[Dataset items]

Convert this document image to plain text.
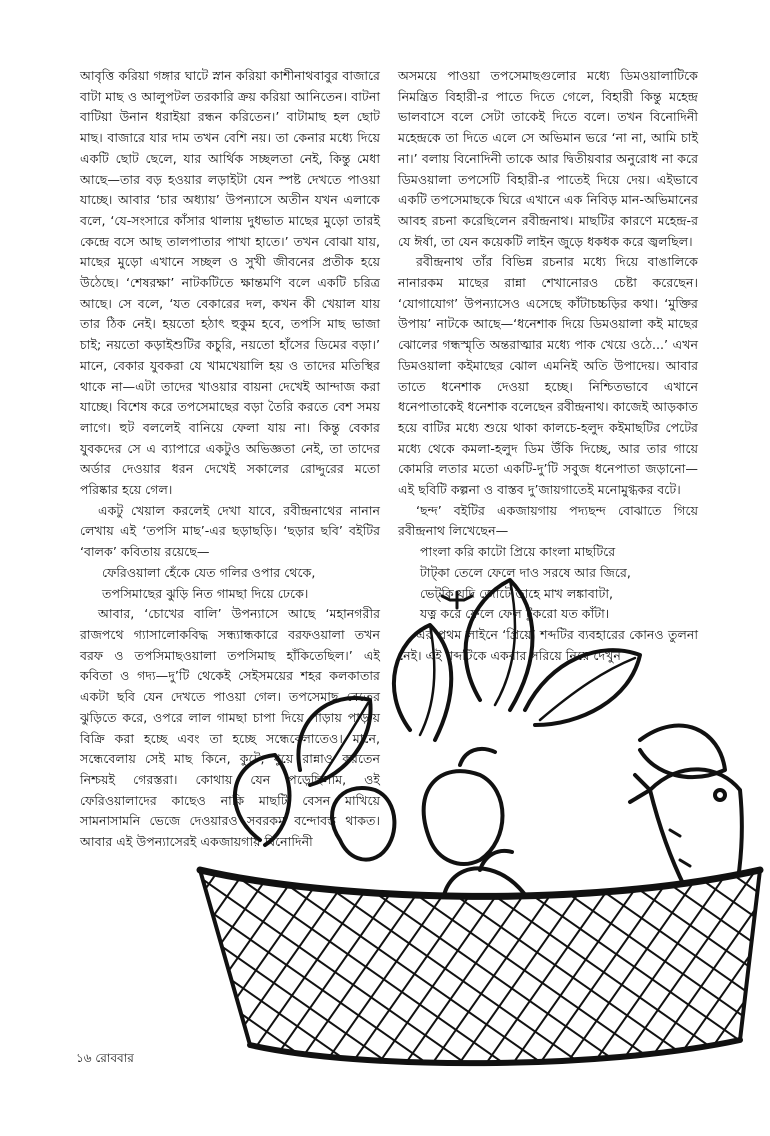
আবৃত্তি করিয়া গঙ্গার ঘাটে স্নান করিয়া কাশীনাথবাবুর বাজারে বাটা মাছ ও আলুপটল তরকারি ক্রয় করিয়া আনিতেন। বাটনা বাটিয়া উনান ধরাইয়া রন্ধন করিতেন।’ বাটামাছ হল ছোট মাছ। বাজারে যার দাম তখন বেশি নয়। তা কেনার মধ্যে দিয়ে একটি ছোট ছেলে, যার আর্থিক সচ্ছলতা নেই, কিন্তু মেধা আছে—তার বড় হওয়ার লড়াইটা যেন স্পষ্ট দেখতে পাওয়া যাচ্ছে। আবার ‘চার অধ্যায়’ উপন্যাসে অতীন যখন এলাকে বলে, ‘যে-সংসারে কাঁসার থালায় দুধভাত মাছের মুড়ো তারই কেন্দ্রে বসে আছ তালপাতার পাখা হাতে।’ তখন বোঝা যায়, মাছের মুড়ো এখানে সচ্ছল ও সুখী জীবনের প্রতীক হয়ে উঠেছে। ‘শেষরক্ষা’ নাটকটিতে ক্ষান্তমণি বলে একটি চরিত্র আছে। সে বলে, ‘যত বেকারের দল, কখন কী খেয়াল যায় তার ঠিক নেই। হয়তো হঠাৎ হুকুম হবে, তপসি মাছ ভাজা চাই; নয়তো কড়াইশুটির কচুরি, নয়তো হাঁসের ডিমের বড়া।’ মানে, বেকার যুবকরা যে খামখেয়ালি হয় ও তাদের মতিস্থির থাকে না—এটা তাদের খাওয়ার বায়না দেখেই আন্দাজ করা যাচ্ছে। বিশেষ করে তপসেমাছের বড়া তৈরি করতে বেশ সময় লাগে। হুট বললেই বানিয়ে ফেলা যায় না। কিন্তু বেকার যুবকদের সে এ ব্যাপারে একটুও অভিজ্ঞতা নেই, তা তাদের অর্ডার দেওয়ার ধরন দেখেই সকালের রোদ্দুরের মতো পরিষ্কার হয়ে গেল।

একটু খেয়াল করলেই দেখা যাবে, রবীন্দ্রনাথের নানান লেখায় এই ‘তপসি মাছ’-এর ছড়াছড়ি। ‘ছড়ার ছবি’ বইটির ‘বালক’ কবিতায় রয়েছে—

ফেরিওয়ালা হেঁকে যেত গলির ওপার থেকে,

তপসিমাছের ঝুড়ি নিত গামছা দিয়ে ঢেকে।

আবার, ‘চোখের বালি’ উপন্যাসে আছে ‘মহানগরীর রাজপথে গ্যাসালোকবিদ্ধ সন্ধ্যান্ধকারে বরফওয়ালা তখন বরফ ও তপসিমাছওয়ালা তপসিমাছ হাঁকিতেছিল।’ এই কবিতা ও গদ্য—দু’টি থেকেই সেইসময়ের শহর কলকাতার একটা ছবি যেন দেখতে পাওয়া গেল। তপসেমাছ বেতের ঝুড়িতে করে, ওপরে লাল গামছা চাপা দিয়ে পাড়ায় পাড়ায় বিক্রি করা হচ্ছে এবং তা হচ্ছে সন্ধেবেলাতেও। মানে, সন্ধেবেলায় সেই মাছ কিনে, কুটে, ধুয়ে রান্নাও করতেন নিশ্চয়ই গেরস্তরা। কোথায় যেন পড়েছিলাম, ওই ফেরিওয়ালাদের কাছেও নাকি মাছটি বেসন মাখিয়ে সামনাসামনি ভেজে দেওয়ারও সবরকম বন্দোবস্ত থাকত। আবার এই উপন্যাসেরই একজায়গায় বিনোদিনী

অসময়ে পাওয়া তপসেমাছগুলোর মধ্যে ডিমওয়ালাটিকে নিমন্ত্রিত বিহারী-র পাতে দিতে গেলে, বিহারী কিন্তু মহেন্দ্র ভালবাসে বলে সেটা তাকেই দিতে বলে। তখন বিনোদিনী মহেন্দ্রকে তা দিতে এলে সে অভিমান ভরে ‘না না, আমি চাই না।’ বলায় বিনোদিনী তাকে আর দ্বিতীয়বার অনুরোধ না করে ডিমওয়ালা তপসেটি বিহারী-র পাতেই দিয়ে দেয়। এইভাবে একটি তপসেমাছকে ঘিরে এখানে এক নিবিড় মান-অভিমানের আবহ রচনা করেছিলেন রবীন্দ্রনাথ। মাছটির কারণে মহেন্দ্র-র যে ঈর্ষা, তা যেন কয়েকটি লাইন জুড়ে ধকধক করে জ্বলছিল।

রবীন্দ্রনাথ তাঁর বিভিন্ন রচনার মধ্যে দিয়ে বাঙালিকে নানারকম মাছের রান্না শেখানোরও চেষ্টা করেছেন। ‘যোগাযোগ’ উপন্যাসেও এসেছে কাঁটাচচ্চড়ির কথা। ‘মুক্তির উপায়’ নাটকে আছে—‘ধনেশাক দিয়ে ডিমওয়ালা কই মাছের ঝোলের গন্ধস্মৃতি অন্তরাত্মার মধ্যে পাক খেয়ে ওঠে...’ এখন ডিমওয়ালা কইমাছের ঝোল এমনিই অতি উপাদেয়। আবার তাতে ধনেশাক দেওয়া হচ্ছে। নিশ্চিতভাবে এখানে ধনেপাতাকেই ধনেশাক বলেছেন রবীন্দ্রনাথ। কাজেই আড়কাত হয়ে বাটির মধ্যে শুয়ে থাকা কালচে-হলুদ কইমাছটির পেটের মধ্যে থেকে কমলা-হলুদ ডিম উঁকি দিচ্ছে, আর তার গায়ে কোমরি লতার মতো একটি-দু’টি সবুজ ধনেপাতা জড়ানো—এই ছবিটি কল্পনা ও বাস্তব দু’জায়গাতেই মনোমুগ্ধকর বটে।

‘ছন্দ’ বইটির একজায়গায় পদ্যছন্দ বোঝাতে গিয়ে রবীন্দ্রনাথ লিখেছেন—

পাংলা করি কাটো প্রিয়ে কাংলা মাছটিরে

টাট্‌কা তেলে ফেলে দাও সরষে আর জিরে,

ভেট্‌কি যদি জোটে তাহে মাখ লঙ্কাবাটা,

যত্ন করে ফেলে ফেল টুকরো যত কাঁটা।

এর প্রথম লাইনে ‘প্রিয়ে’ শব্দটির ব্যবহারের কোনও তুলনা নেই। এই শব্দটিকে একবার সরিয়ে নিয়ে দেখুন

১৬ রোববার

EXERCISE AIM:
Return the records exactly. Don't carry the pictures over.

RESPONSE TO THIS TASK:
Convert this document image to plain text.
আবৃত্তি করিয়া গঙ্গার ঘাটে স্নান করিয়া কাশীনাথবাবুর বাজারে বাটা মাছ ও আলুপটল তরকারি ক্রয় করিয়া আনিতেন। বাটনা বাটিয়া উনান ধরাইয়া রন্ধন করিতেন।’ বাটামাছ হল ছোট মাছ। বাজারে যার দাম তখন বেশি নয়। তা কেনার মধ্যে দিয়ে একটি ছোট ছেলে, যার আর্থিক সচ্ছলতা নেই, কিন্তু মেধা আছে—তার বড় হওয়ার লড়াইটা যেন স্পষ্ট দেখতে পাওয়া যাচ্ছে। আবার ‘চার অধ্যায়’ উপন্যাসে অতীন যখন এলাকে বলে, ‘যে-সংসারে কাঁসার থালায় দুধভাত মাছের মুড়ো তারই কেন্দ্রে বসে আছ তালপাতার পাখা হাতে।’ তখন বোঝা যায়, মাছের মুড়ো এখানে সচ্ছল ও সুখী জীবনের প্রতীক হয়ে উঠেছে। ‘শেষরক্ষা’ নাটকটিতে ক্ষান্তমণি বলে একটি চরিত্র আছে। সে বলে, ‘যত বেকারের দল, কখন কী খেয়াল যায় তার ঠিক নেই। হয়তো হঠাৎ হুকুম হবে, তপসি মাছ ভাজা চাই; নয়তো কড়াইশুটির কচুরি, নয়তো হাঁসের ডিমের বড়া।’ মানে, বেকার যুবকরা যে খামখেয়ালি হয় ও তাদের মতিস্থির থাকে না—এটা তাদের খাওয়ার বায়না দেখেই আন্দাজ করা যাচ্ছে। বিশেষ করে তপসেমাছের বড়া তৈরি করতে বেশ সময় লাগে। হুট বললেই বানিয়ে ফেলা যায় না। কিন্তু বেকার যুবকদের সে এ ব্যাপারে একটুও অভিজ্ঞতা নেই, তা তাদের অর্ডার দেওয়ার ধরন দেখেই সকালের রোদ্দুরের মতো পরিষ্কার হয়ে গেল।

একটু খেয়াল করলেই দেখা যাবে, রবীন্দ্রনাথের নানান লেখায় এই ‘তপসি মাছ’-এর ছড়াছড়ি। ‘ছড়ার ছবি’ বইটির ‘বালক’ কবিতায় রয়েছে—

ফেরিওয়ালা হেঁকে যেত গলির ওপার থেকে,

তপসিমাছের ঝুড়ি নিত গামছা দিয়ে ঢেকে।

আবার, ‘চোখের বালি’ উপন্যাসে আছে ‘মহানগরীর রাজপথে গ্যাসালোকবিদ্ধ সন্ধ্যান্ধকারে বরফওয়ালা তখন বরফ ও তপসিমাছওয়ালা তপসিমাছ হাঁকিতেছিল।’ এই কবিতা ও গদ্য—দু’টি থেকেই সেইসময়ের শহর কলকাতার একটা ছবি যেন দেখতে পাওয়া গেল। তপসেমাছ বেতের ঝুড়িতে করে, ওপরে লাল গামছা চাপা দিয়ে পাড়ায় পাড়ায় বিক্রি করা হচ্ছে এবং তা হচ্ছে সন্ধেবেলাতেও। মানে, সন্ধেবেলায় সেই মাছ কিনে, কুটে, ধুয়ে রান্নাও করতেন নিশ্চয়ই গেরস্তরা। কোথায় যেন পড়েছিলাম, ওই ফেরিওয়ালাদের কাছেও নাকি মাছটি বেসন মাখিয়ে সামনাসামনি ভেজে দেওয়ারও সবরকম বন্দোবস্ত থাকত। আবার এই উপন্যাসেরই একজায়গায় বিনোদিনী

অসময়ে পাওয়া তপসেমাছগুলোর মধ্যে ডিমওয়ালাটিকে নিমন্ত্রিত বিহারী-র পাতে দিতে গেলে, বিহারী কিন্তু মহেন্দ্র ভালবাসে বলে সেটা তাকেই দিতে বলে। তখন বিনোদিনী মহেন্দ্রকে তা দিতে এলে সে অভিমান ভরে ‘না না, আমি চাই না।’ বলায় বিনোদিনী তাকে আর দ্বিতীয়বার অনুরোধ না করে ডিমওয়ালা তপসেটি বিহারী-র পাতেই দিয়ে দেয়। এইভাবে একটি তপসেমাছকে ঘিরে এখানে এক নিবিড় মান-অভিমানের আবহ রচনা করেছিলেন রবীন্দ্রনাথ। মাছটির কারণে মহেন্দ্র-র যে ঈর্ষা, তা যেন কয়েকটি লাইন জুড়ে ধকধক করে জ্বলছিল।

রবীন্দ্রনাথ তাঁর বিভিন্ন রচনার মধ্যে দিয়ে বাঙালিকে নানারকম মাছের রান্না শেখানোরও চেষ্টা করেছেন। ‘যোগাযোগ’ উপন্যাসেও এসেছে কাঁটাচচ্চড়ির কথা। ‘মুক্তির উপায়’ নাটকে আছে—‘ধনেশাক দিয়ে ডিমওয়ালা কই মাছের ঝোলের গন্ধস্মৃতি অন্তরাত্মার মধ্যে পাক খেয়ে ওঠে...’ এখন ডিমওয়ালা কইমাছের ঝোল এমনিই অতি উপাদেয়। আবার তাতে ধনেশাক দেওয়া হচ্ছে। নিশ্চিতভাবে এখানে ধনেপাতাকেই ধনেশাক বলেছেন রবীন্দ্রনাথ। কাজেই আড়কাত হয়ে বাটির মধ্যে শুয়ে থাকা কালচে-হলুদ কইমাছটির পেটের মধ্যে থেকে কমলা-হলুদ ডিম উঁকি দিচ্ছে, আর তার গায়ে কোমরি লতার মতো একটি-দু’টি সবুজ ধনেপাতা জড়ানো—এই ছবিটি কল্পনা ও বাস্তব দু’জায়গাতেই মনোমুগ্ধকর বটে।

‘ছন্দ’ বইটির একজায়গায় পদ্যছন্দ বোঝাতে গিয়ে রবীন্দ্রনাথ লিখেছেন—

পাংলা করি কাটো প্রিয়ে কাংলা মাছটিরে

টাট্‌কা তেলে ফেলে দাও সরষে আর জিরে,

ভেট্‌কি যদি জোটে তাহে মাখ লঙ্কাবাটা,

যত্ন করে ফেলে ফেল টুকরো যত কাঁটা।

এর প্রথম লাইনে ‘প্রিয়ে’ শব্দটির ব্যবহারের কোনও তুলনা নেই। এই শব্দটিকে একবার সরিয়ে নিয়ে দেখুন

১৬ রোববার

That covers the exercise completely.